Aim:
Reproduce verbatim the lines of the records between the line holding "x-tick-label: 2018 bbox=[168, 616, 213, 638]" and the line holding "x-tick-label: 2024 bbox=[1042, 616, 1087, 638]", inclusive.

— begin Material for this task —

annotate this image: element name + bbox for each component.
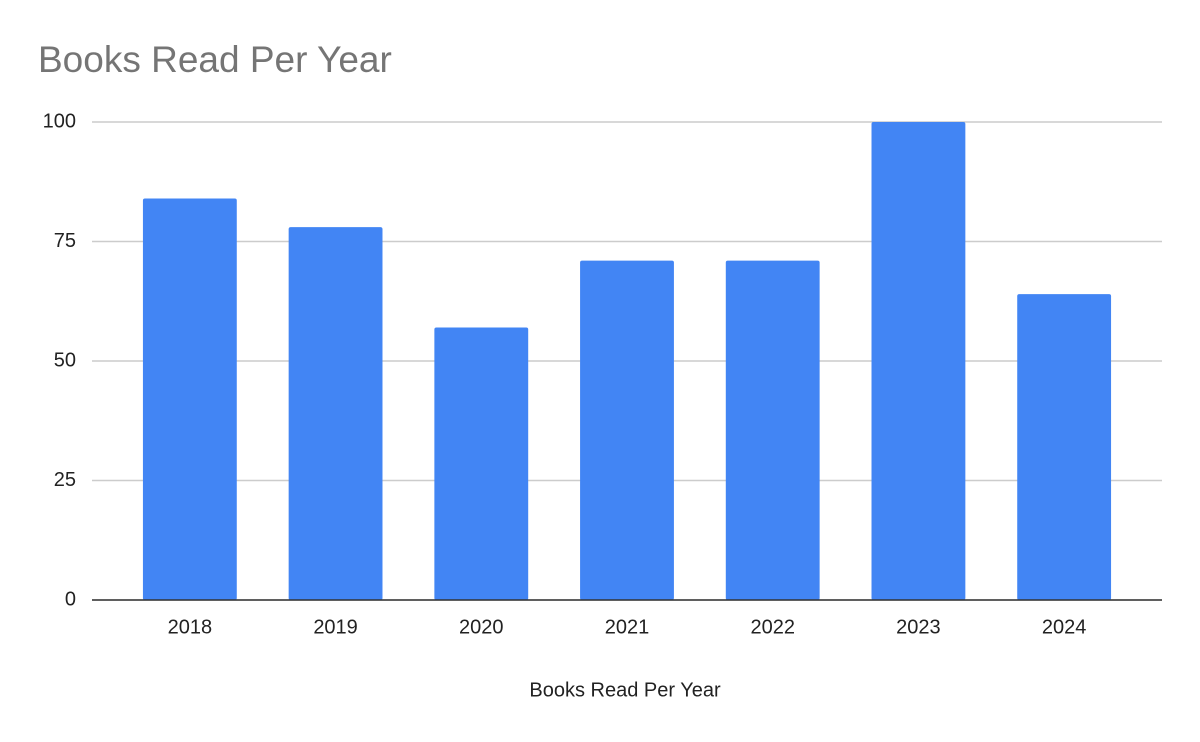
x-tick-label: 2018 bbox=[168, 616, 213, 638]
chart-title: Books Read Per Year bbox=[38, 39, 392, 80]
y-tick-label: 75 bbox=[54, 230, 76, 252]
bar bbox=[142, 198, 237, 601]
x-axis-title: Books Read Per Year bbox=[529, 679, 721, 701]
y-tick-label: 25 bbox=[54, 469, 76, 491]
x-tick-label: 2020 bbox=[459, 616, 504, 638]
bar bbox=[580, 260, 674, 600]
y-tick-label: 50 bbox=[54, 349, 76, 371]
bar bbox=[871, 122, 966, 600]
bar bbox=[434, 327, 529, 600]
y-tick-label: 100 bbox=[43, 110, 76, 132]
bar bbox=[288, 227, 383, 600]
x-tick-label: 2024 bbox=[1042, 616, 1087, 638]
x-tick-label: 2023 bbox=[896, 616, 941, 638]
x-tick-label: 2019 bbox=[313, 616, 358, 638]
y-tick-label: 0 bbox=[65, 588, 76, 610]
bar bbox=[725, 260, 820, 600]
bar bbox=[1017, 294, 1112, 600]
x-tick-label: 2021 bbox=[605, 616, 650, 638]
x-tick-label: 2022 bbox=[750, 616, 795, 638]
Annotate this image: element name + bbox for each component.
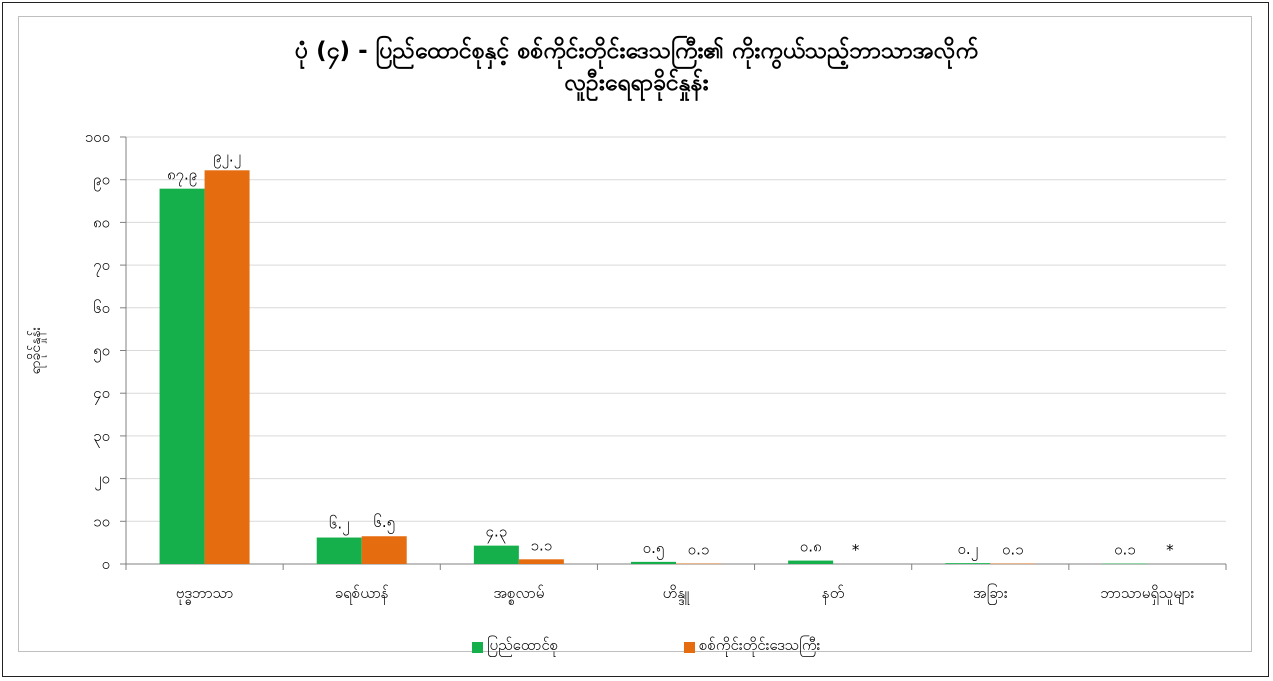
bar-series-2 bbox=[518, 559, 564, 564]
y-tick-label: ၀ bbox=[102, 555, 110, 573]
data-label-series-1: ၈၇.၉ bbox=[167, 166, 197, 187]
legend-label-series-2: စစ်ကိုင်းတိုင်းဒေသကြီး bbox=[699, 636, 821, 654]
y-tick-label: ၁၀ bbox=[93, 512, 110, 530]
y-tick-label: ၈၀ bbox=[93, 213, 110, 231]
data-label-series-2: ၉၂.၂ bbox=[213, 147, 241, 168]
bar-series-2 bbox=[990, 563, 1036, 565]
chart-title-line-1: ပုံ (၄) - ပြည်ထောင်စုနှင့် စစ်ကိုင်းတိုင… bbox=[294, 38, 978, 64]
bar-series-1 bbox=[159, 188, 205, 565]
data-label-series-1: ၀.၅ bbox=[643, 539, 665, 560]
legend-label-series-1: ပြည်ထောင်စု bbox=[487, 636, 559, 654]
bar-series-1 bbox=[316, 537, 362, 564]
data-label-series-2: * bbox=[1166, 541, 1174, 559]
bar-series-1 bbox=[631, 561, 676, 564]
bar-series-2 bbox=[361, 536, 407, 564]
y-tick-label: ၅၀ bbox=[93, 342, 110, 363]
data-label-series-1: ၀.၂ bbox=[957, 540, 978, 561]
data-label-series-2: ၀.၁ bbox=[688, 541, 710, 559]
data-label-series-1: ၀.၁ bbox=[1114, 541, 1136, 559]
bar-series-1 bbox=[1102, 563, 1148, 565]
y-tick-label: ၆၀ bbox=[93, 299, 110, 317]
y-tick-label: ၇၀ bbox=[93, 256, 110, 277]
data-label-series-1: ၄.၃ bbox=[486, 523, 508, 544]
y-tick-label: ၁၀၀ bbox=[85, 128, 110, 146]
bar-series-1 bbox=[788, 560, 834, 564]
data-label-series-2: ၆.၅ bbox=[373, 513, 395, 534]
bar-series-2 bbox=[676, 563, 721, 565]
y-tick-label: ၂၀ bbox=[94, 470, 110, 491]
y-tick-label: ၃၀ bbox=[93, 427, 110, 448]
legend-swatch-series-2 bbox=[684, 641, 695, 653]
x-category-label: ဟိန္ဒူ bbox=[663, 584, 690, 605]
bar-series-1 bbox=[945, 563, 991, 564]
data-label-series-2: * bbox=[852, 541, 860, 559]
x-category-label: ဗုဒ္ဓဘာသာ bbox=[176, 584, 234, 605]
y-axis-label: ရာခိုင်နှုန်း bbox=[28, 326, 46, 374]
data-label-series-1: ၀.၈ bbox=[800, 538, 822, 556]
legend-item-series-1: ပြည်ထောင်စု bbox=[472, 636, 558, 658]
data-label-series-2: ၁.၁ bbox=[531, 536, 553, 554]
bar-series-1 bbox=[473, 545, 519, 564]
legend-swatch-series-1 bbox=[472, 641, 483, 653]
data-label-series-2: ၀.၁ bbox=[1002, 541, 1024, 559]
x-category-label: ဘာသာမရှိသူများ bbox=[1100, 584, 1194, 605]
y-tick-label: ၉၀ bbox=[93, 171, 110, 192]
chart-area-border bbox=[18, 16, 1252, 652]
bar-series-2 bbox=[204, 170, 250, 564]
chart-title-line-2: လူဦးရေရာခိုင်နှုန်း bbox=[564, 70, 709, 96]
x-category-label: အစ္စလာမ် bbox=[493, 584, 544, 605]
x-category-label: နတ် bbox=[822, 584, 844, 605]
x-category-label: အခြား bbox=[973, 583, 1008, 605]
data-label-series-1: ၆.၂ bbox=[329, 515, 350, 536]
legend-item-series-2: စစ်ကိုင်းတိုင်းဒေသကြီး bbox=[684, 636, 820, 658]
x-category-label: ခရစ်ယာန် bbox=[335, 584, 389, 605]
y-tick-label: ၄၀ bbox=[93, 384, 110, 405]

— end Material for this task —

Reply to the exercise:
x-tick-label: 2018 bbox=[168, 616, 213, 638]
chart-title: Books Read Per Year bbox=[38, 39, 392, 80]
y-tick-label: 75 bbox=[54, 230, 76, 252]
bar bbox=[142, 198, 237, 601]
x-axis-title: Books Read Per Year bbox=[529, 679, 721, 701]
y-tick-label: 25 bbox=[54, 469, 76, 491]
x-tick-label: 2020 bbox=[459, 616, 504, 638]
bar bbox=[580, 260, 674, 600]
y-tick-label: 50 bbox=[54, 349, 76, 371]
bar bbox=[871, 122, 966, 600]
bar bbox=[434, 327, 529, 600]
y-tick-label: 100 bbox=[43, 110, 76, 132]
bar bbox=[288, 227, 383, 600]
x-tick-label: 2024 bbox=[1042, 616, 1087, 638]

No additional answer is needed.